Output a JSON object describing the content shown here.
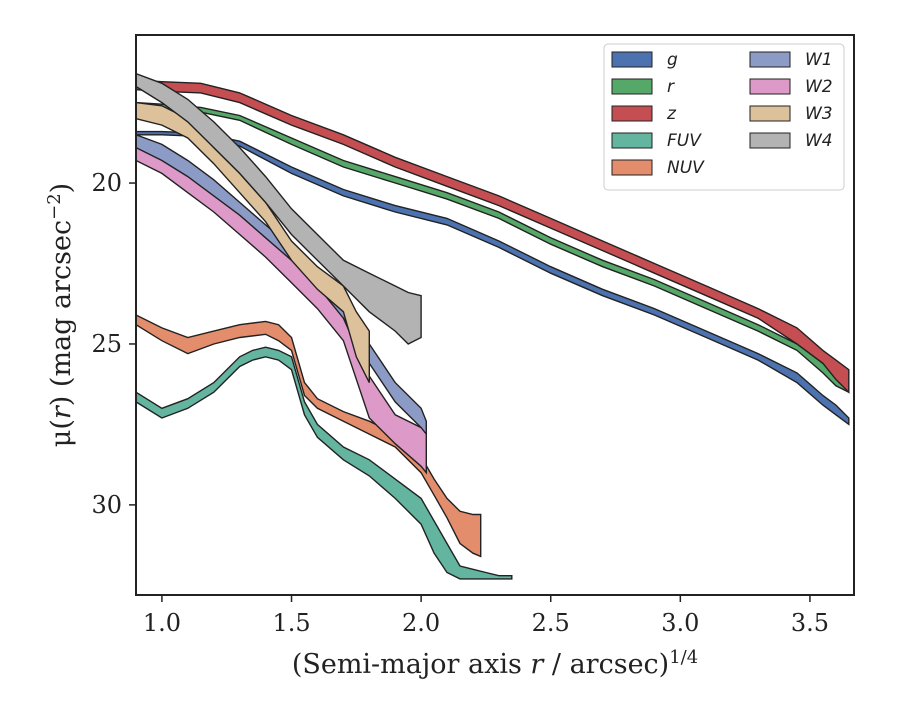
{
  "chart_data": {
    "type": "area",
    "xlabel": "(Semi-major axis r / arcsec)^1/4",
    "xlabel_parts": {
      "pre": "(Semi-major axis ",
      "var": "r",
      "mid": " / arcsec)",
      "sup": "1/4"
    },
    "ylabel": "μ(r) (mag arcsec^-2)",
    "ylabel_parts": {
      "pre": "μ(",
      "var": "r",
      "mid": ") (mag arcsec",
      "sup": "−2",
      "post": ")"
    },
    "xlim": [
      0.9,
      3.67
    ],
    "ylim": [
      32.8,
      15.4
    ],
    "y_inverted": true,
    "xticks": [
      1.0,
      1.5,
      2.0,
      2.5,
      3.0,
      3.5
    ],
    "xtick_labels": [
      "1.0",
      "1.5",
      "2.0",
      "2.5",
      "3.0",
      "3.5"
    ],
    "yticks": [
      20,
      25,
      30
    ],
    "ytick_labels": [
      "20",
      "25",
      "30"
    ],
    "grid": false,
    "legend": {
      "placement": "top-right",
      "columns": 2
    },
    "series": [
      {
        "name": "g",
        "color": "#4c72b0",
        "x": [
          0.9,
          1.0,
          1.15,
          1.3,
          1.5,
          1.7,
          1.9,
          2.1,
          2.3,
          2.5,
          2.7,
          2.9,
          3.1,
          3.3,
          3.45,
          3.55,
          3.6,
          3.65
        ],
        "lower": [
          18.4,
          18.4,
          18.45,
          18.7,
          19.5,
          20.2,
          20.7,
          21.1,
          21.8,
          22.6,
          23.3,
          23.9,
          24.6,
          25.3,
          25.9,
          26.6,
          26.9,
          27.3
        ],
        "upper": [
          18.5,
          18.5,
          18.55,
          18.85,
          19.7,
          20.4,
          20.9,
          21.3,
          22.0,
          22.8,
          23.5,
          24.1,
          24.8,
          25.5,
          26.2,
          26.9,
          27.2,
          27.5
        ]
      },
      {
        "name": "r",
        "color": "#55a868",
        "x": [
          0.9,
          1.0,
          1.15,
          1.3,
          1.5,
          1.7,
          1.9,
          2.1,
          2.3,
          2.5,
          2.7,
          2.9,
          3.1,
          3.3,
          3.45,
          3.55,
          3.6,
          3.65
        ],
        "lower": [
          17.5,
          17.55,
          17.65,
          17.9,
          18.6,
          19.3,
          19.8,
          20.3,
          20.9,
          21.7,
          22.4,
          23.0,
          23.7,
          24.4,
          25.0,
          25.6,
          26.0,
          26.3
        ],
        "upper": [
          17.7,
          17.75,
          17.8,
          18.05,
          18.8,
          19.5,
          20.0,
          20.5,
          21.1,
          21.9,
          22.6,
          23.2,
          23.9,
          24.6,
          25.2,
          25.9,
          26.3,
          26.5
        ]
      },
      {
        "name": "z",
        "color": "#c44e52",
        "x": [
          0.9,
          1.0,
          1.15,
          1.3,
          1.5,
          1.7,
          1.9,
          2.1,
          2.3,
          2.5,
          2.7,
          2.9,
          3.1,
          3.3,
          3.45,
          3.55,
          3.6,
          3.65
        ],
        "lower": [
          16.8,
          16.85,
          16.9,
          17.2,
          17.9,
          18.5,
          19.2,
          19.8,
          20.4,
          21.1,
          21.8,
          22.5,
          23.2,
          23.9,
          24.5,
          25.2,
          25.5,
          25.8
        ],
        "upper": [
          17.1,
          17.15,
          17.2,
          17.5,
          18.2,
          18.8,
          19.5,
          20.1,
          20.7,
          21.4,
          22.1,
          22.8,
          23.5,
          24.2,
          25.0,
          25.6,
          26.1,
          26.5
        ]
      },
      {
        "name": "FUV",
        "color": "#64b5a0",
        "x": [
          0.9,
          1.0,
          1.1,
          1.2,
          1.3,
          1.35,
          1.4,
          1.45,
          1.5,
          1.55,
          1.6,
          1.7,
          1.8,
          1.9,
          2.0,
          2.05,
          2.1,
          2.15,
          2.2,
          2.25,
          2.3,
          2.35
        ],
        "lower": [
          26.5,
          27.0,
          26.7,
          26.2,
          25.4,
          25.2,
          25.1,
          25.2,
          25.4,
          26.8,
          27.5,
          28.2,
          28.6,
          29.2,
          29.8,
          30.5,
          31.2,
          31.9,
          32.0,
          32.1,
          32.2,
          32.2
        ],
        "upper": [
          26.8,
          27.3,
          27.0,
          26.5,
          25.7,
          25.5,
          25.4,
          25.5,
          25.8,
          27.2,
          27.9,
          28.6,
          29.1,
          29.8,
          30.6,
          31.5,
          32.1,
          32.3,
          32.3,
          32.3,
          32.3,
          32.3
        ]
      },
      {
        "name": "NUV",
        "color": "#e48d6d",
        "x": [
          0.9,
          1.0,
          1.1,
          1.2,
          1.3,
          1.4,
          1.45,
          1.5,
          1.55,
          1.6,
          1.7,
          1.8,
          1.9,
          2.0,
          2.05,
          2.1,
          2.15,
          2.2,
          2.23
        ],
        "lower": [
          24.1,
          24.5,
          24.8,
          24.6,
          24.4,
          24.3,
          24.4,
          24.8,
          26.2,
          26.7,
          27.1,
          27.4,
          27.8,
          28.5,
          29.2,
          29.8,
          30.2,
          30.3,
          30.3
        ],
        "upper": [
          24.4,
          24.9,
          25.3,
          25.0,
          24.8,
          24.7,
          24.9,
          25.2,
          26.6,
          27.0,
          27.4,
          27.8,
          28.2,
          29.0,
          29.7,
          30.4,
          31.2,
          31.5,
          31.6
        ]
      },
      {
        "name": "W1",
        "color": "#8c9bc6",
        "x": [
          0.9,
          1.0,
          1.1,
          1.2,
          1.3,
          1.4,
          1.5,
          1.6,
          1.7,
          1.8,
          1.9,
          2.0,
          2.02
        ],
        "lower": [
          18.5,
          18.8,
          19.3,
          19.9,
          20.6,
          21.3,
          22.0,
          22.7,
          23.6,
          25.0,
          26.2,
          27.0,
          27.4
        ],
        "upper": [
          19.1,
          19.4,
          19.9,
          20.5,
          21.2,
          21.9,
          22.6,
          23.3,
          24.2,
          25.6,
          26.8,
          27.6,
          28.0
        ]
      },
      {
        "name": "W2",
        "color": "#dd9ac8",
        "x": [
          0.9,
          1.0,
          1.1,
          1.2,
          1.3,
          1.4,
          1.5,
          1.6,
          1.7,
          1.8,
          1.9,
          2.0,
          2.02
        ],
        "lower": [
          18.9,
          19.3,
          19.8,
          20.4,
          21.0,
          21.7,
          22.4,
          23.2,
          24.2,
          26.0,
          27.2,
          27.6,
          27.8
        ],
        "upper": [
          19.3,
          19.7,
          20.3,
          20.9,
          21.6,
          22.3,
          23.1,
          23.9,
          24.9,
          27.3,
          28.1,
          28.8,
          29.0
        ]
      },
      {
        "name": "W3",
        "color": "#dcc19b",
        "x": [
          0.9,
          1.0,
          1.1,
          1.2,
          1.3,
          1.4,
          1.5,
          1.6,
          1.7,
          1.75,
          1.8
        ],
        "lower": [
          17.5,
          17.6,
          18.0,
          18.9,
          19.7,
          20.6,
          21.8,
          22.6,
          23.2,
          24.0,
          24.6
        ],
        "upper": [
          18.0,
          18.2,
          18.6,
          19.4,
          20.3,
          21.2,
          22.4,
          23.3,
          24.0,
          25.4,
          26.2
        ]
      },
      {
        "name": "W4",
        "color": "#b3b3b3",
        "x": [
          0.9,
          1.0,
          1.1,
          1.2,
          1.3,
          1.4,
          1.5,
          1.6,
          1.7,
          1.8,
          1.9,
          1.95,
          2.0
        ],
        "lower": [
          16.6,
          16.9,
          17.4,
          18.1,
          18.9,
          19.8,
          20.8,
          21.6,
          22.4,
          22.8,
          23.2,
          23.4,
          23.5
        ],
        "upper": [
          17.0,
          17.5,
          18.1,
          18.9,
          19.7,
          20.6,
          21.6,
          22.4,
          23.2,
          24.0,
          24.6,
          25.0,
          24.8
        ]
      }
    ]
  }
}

---------------

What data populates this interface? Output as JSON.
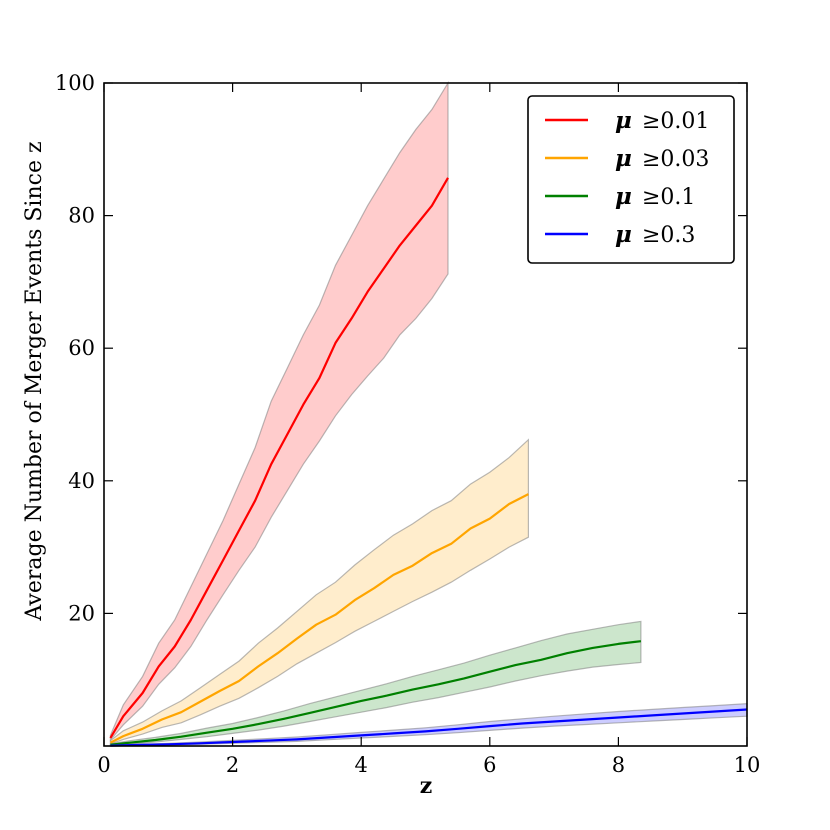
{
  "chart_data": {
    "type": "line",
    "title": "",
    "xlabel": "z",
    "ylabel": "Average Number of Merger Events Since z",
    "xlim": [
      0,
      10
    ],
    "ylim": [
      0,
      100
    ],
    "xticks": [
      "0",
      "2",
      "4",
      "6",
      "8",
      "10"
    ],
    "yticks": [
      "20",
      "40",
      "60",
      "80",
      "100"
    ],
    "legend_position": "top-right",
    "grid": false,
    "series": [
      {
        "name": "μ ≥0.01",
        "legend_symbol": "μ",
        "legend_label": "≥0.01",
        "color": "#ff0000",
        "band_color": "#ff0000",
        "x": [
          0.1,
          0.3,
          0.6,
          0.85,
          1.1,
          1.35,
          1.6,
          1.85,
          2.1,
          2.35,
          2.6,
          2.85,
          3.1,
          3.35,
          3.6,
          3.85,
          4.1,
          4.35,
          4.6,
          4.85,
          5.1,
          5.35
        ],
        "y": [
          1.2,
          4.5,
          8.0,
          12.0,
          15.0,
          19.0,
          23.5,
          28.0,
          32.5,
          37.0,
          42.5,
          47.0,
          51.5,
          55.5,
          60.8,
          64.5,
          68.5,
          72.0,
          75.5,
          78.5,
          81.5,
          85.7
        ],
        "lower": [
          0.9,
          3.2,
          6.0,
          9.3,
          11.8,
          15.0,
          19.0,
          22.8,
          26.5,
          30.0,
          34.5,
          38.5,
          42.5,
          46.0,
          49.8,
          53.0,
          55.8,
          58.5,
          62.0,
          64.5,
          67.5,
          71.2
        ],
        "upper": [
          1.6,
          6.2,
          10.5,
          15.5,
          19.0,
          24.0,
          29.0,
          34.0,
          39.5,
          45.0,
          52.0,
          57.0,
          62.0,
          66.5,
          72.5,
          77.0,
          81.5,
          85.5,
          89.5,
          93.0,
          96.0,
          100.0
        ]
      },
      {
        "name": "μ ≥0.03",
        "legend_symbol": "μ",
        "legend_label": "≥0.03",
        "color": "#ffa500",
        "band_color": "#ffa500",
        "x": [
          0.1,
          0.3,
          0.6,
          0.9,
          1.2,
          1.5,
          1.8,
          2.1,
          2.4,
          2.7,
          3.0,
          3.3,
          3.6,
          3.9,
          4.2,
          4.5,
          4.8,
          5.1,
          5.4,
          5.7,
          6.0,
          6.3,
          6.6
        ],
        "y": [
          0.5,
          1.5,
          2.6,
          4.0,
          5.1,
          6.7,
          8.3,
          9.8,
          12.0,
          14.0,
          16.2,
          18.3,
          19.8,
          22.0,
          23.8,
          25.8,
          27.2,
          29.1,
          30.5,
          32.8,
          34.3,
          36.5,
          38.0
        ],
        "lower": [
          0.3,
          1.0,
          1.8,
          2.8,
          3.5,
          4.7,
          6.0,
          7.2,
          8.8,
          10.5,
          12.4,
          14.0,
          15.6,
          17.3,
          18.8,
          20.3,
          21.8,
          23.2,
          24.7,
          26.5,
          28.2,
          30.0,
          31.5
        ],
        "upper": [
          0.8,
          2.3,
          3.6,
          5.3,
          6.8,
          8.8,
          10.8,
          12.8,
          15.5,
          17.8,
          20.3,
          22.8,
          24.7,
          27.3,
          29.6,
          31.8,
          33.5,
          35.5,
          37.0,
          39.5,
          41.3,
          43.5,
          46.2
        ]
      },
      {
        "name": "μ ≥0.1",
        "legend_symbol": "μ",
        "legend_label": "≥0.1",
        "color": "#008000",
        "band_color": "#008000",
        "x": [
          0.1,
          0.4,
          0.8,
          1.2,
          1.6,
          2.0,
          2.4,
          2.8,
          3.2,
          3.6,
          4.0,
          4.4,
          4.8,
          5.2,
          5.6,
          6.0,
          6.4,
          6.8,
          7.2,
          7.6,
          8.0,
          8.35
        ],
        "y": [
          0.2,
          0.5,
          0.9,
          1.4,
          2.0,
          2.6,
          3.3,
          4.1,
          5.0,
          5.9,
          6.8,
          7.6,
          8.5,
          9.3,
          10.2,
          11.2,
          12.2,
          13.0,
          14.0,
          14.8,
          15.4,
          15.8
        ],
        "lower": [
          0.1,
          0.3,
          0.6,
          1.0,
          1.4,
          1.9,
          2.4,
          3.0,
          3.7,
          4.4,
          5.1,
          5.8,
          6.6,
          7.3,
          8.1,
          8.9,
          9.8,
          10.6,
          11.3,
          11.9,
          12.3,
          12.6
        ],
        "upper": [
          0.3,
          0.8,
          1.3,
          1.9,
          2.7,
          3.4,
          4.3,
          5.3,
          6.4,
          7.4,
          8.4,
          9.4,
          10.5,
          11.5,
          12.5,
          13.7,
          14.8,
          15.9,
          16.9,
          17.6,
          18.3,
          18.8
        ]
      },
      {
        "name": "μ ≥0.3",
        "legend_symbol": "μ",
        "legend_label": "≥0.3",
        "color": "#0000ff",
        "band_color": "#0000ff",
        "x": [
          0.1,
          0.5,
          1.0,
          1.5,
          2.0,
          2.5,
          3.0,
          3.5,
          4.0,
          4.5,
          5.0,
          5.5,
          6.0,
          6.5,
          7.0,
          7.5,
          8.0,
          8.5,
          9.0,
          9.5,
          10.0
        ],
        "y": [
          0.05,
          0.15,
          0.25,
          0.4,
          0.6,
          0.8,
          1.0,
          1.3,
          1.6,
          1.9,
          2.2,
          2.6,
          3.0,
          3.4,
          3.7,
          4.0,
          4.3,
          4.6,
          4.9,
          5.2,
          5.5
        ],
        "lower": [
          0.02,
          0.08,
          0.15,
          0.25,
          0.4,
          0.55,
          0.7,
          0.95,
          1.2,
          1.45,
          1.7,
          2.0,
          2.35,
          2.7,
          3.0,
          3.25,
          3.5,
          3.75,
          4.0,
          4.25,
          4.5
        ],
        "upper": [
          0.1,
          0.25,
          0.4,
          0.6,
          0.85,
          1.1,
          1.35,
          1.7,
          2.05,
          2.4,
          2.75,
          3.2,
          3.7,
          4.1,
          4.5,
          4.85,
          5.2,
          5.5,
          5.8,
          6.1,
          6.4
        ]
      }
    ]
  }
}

---------------

> [Your instructions]
Extract each line holding the string "Semi".

> [Answer to the task]
    "xlabel": "(Semi-major axis r / arcsec)^1/4",
      "pre": "(Semi-major axis ",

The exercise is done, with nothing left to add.